=== Challenge ===
Determine which lines of the records include the word "JSON", and copy them.

=== Input records ===

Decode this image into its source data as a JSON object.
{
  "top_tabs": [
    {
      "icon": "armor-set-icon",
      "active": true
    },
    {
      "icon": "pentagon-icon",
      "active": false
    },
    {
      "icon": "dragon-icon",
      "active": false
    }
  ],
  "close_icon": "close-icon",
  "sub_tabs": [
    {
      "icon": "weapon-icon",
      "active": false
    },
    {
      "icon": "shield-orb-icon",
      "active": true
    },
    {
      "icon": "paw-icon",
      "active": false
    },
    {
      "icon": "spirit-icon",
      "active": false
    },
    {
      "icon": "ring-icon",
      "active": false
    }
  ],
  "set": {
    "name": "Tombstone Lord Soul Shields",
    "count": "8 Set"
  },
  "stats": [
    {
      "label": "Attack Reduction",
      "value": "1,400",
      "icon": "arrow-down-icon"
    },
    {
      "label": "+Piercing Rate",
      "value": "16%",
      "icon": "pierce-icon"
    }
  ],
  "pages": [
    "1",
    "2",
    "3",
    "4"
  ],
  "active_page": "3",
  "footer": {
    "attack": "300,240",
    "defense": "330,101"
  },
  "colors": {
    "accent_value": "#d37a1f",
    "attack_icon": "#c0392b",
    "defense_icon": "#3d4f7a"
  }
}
---
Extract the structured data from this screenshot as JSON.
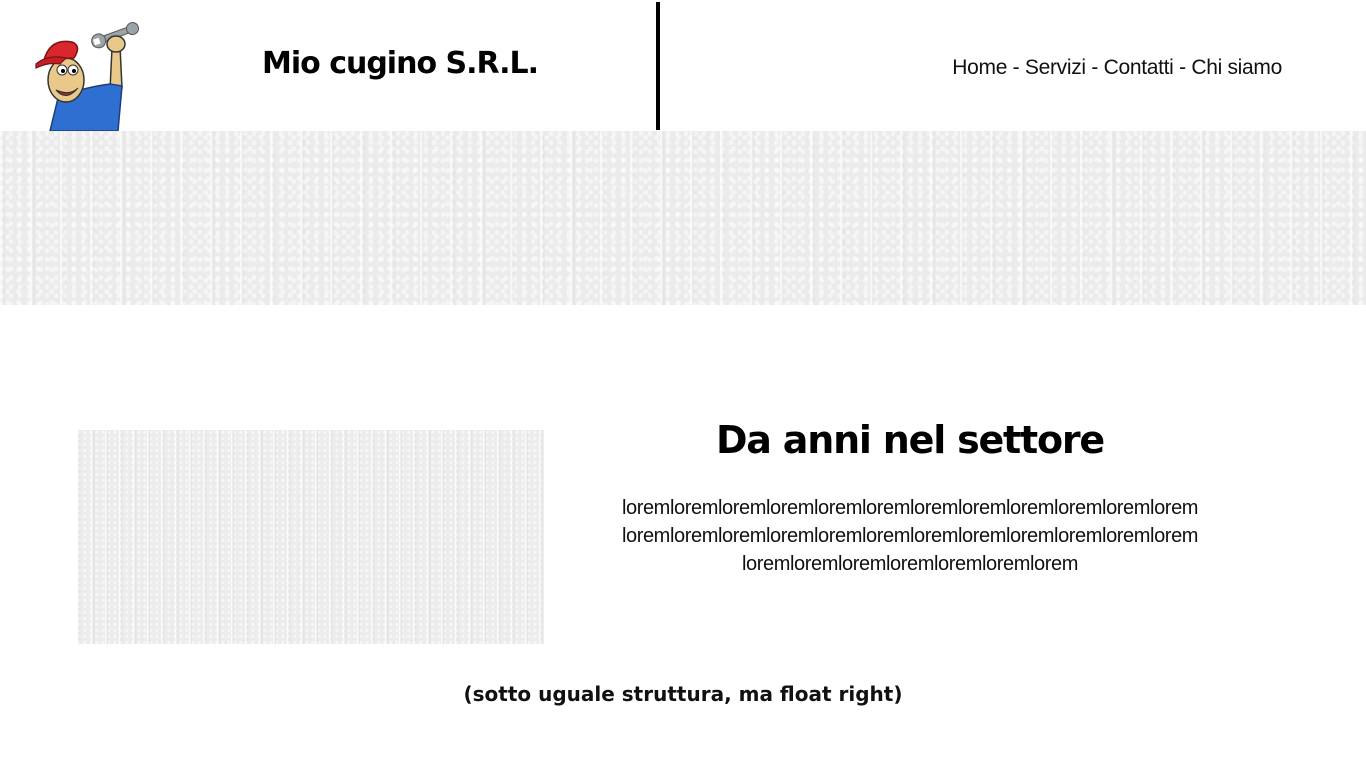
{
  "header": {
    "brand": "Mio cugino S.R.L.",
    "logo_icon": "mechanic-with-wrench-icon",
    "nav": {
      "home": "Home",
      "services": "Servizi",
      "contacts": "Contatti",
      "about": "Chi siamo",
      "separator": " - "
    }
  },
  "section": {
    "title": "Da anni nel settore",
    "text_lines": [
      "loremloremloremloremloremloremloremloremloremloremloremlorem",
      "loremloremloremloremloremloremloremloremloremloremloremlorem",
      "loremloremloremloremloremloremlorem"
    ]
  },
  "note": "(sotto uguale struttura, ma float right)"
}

=== Solved exercise ===
Decode this image into its source data as a JSON object.
Extract the structured data from this screenshot as JSON.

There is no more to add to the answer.